**TASK GOAL**. Skip the pictures and quote all of the lines exactly.

**MATERIAL PROVIDED**.
+--

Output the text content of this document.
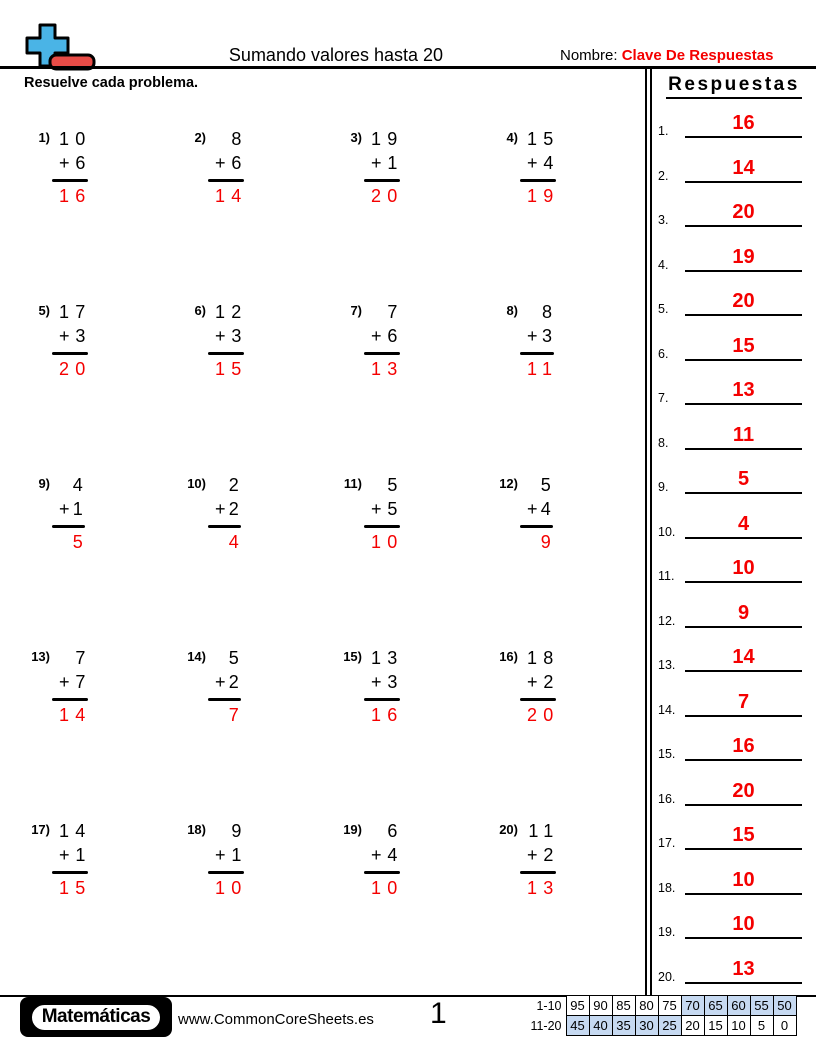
Sumando valores hasta 20	Nombre: Clave De Respuestas
Resuelve cada problema.
1) 10
+ 6
16
2)	8
+ 6
14
3) 19
+ 1
20
4) 15
+ 4
19
5) 17
+ 3
20
6) 12
+ 3
15
7)	7
+ 6
13
8)	8
+ 3
11
9)	4
+ 1
5
10)	2
+ 2
4
11)	5
+ 5
10
12)	5
+ 4
9
13)	7
+ 7
14
14)	5
+ 2
7
15) 13
+ 3
16
16) 18
+ 2
20
17) 14
+ 1
15
18)	9
+ 1
10
19)	6
+ 4
10
20) 11
+ 2
13
Respuestas
1.	16
2.	14
3.	20
4.	19
5.	20
6.	15
7.	13
8.	11
9.	5
10.	4
11.	10
12.	9
13.	14
14.	7
15.	16
16.	20
17.	15
18.	10
19.	10
20.	13
Matemáticas	www.CommonCoreSheets.es 1	1-10	95	90	85	80	75	70	65	60	55	50
11-20	45	40	35	30	25	20	15	10	5	0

+--

**RESULT FOR THIS TASK**.
Output the text content of this document.
Sumando valores hasta 20	Nombre: Clave De Respuestas
Resuelve cada problema.
1) 10
+ 6
16
2)	8
+ 6
14
3) 19
+ 1
20
4) 15
+ 4
19
5) 17
+ 3
20
6) 12
+ 3
15
7)	7
+ 6
13
8)	8
+ 3
11
9)	4
+ 1
5
10)	2
+ 2
4
11)	5
+ 5
10
12)	5
+ 4
9
13)	7
+ 7
14
14)	5
+ 2
7
15) 13
+ 3
16
16) 18
+ 2
20
17) 14
+ 1
15
18)	9
+ 1
10
19)	6
+ 4
10
20) 11
+ 2
13
Respuestas
1.	16
2.	14
3.	20
4.	19
5.	20
6.	15
7.	13
8.	11
9.	5
10.	4
11.	10
12.	9
13.	14
14.	7
15.	16
16.	20
17.	15
18.	10
19.	10
20.	13
Matemáticas	www.CommonCoreSheets.es 1	1-10	95	90	85	80	75	70	65	60	55	50
11-20	45	40	35	30	25	20	15	10	5	0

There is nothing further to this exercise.